■ YOUR OBJECTIVE
Gather every line below where "coverage" appears.

:: ENTRIES SHOWN

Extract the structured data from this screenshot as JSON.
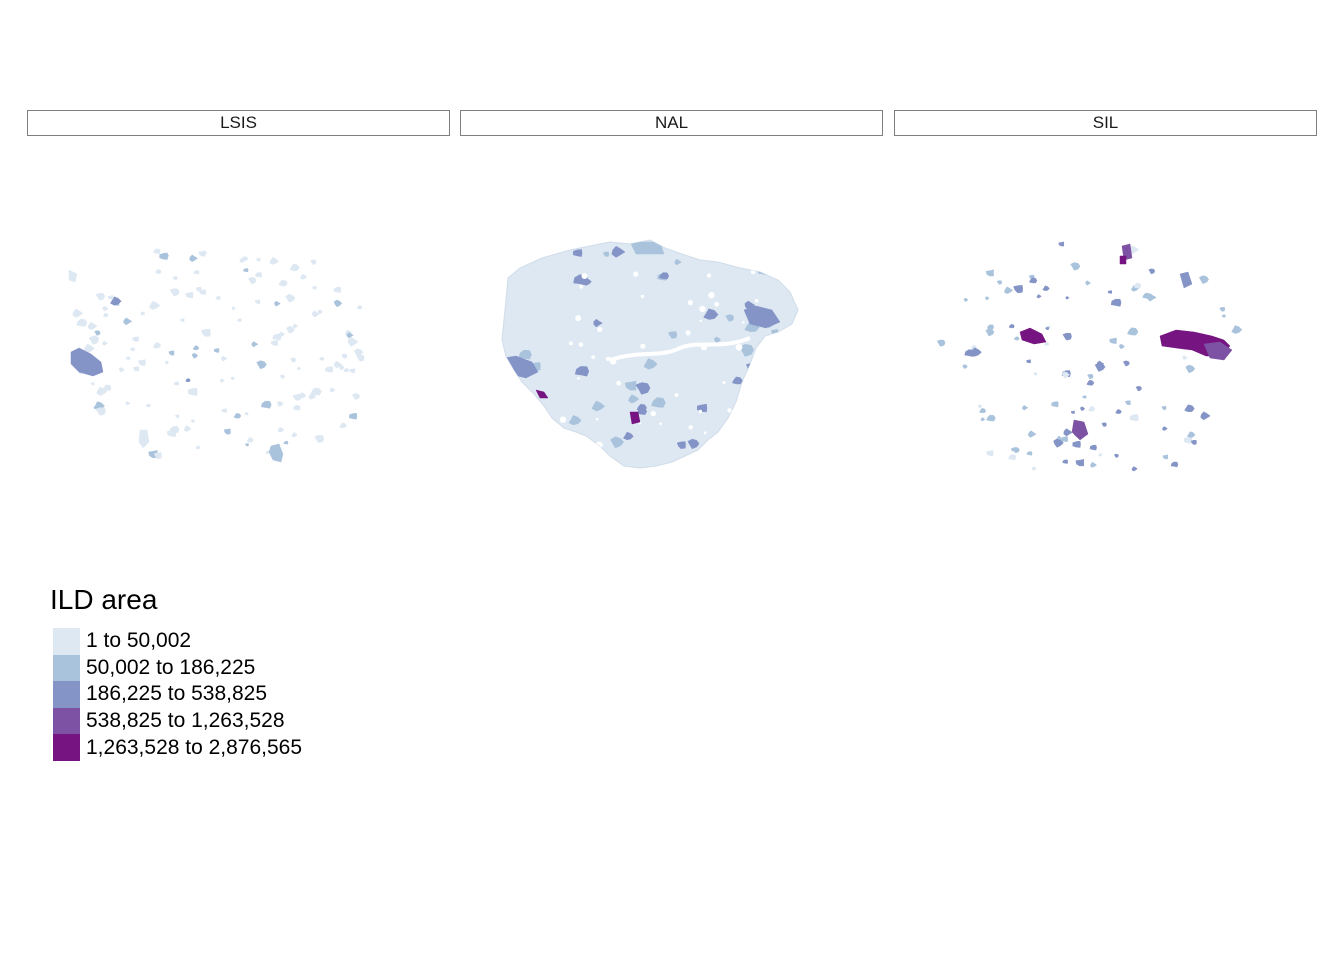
{
  "facets": [
    {
      "label": "LSIS",
      "coverage": "sparse",
      "dominant_class": 0
    },
    {
      "label": "NAL",
      "coverage": "full",
      "dominant_class": 0
    },
    {
      "label": "SIL",
      "coverage": "clustered",
      "dominant_class": 1
    }
  ],
  "legend": {
    "title": "ILD area",
    "classes": [
      {
        "label": "1 to 50,002",
        "color": "#dde8f2"
      },
      {
        "label": "50,002 to 186,225",
        "color": "#aac3dc"
      },
      {
        "label": "186,225 to 538,825",
        "color": "#8494c7"
      },
      {
        "label": "538,825 to 1,263,528",
        "color": "#7d52a4"
      },
      {
        "label": "1,263,528 to 2,876,565",
        "color": "#761581"
      }
    ]
  }
}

::::

■ SOLUTION
      "coverage": "sparse",
      "coverage": "full",
      "coverage": "clustered",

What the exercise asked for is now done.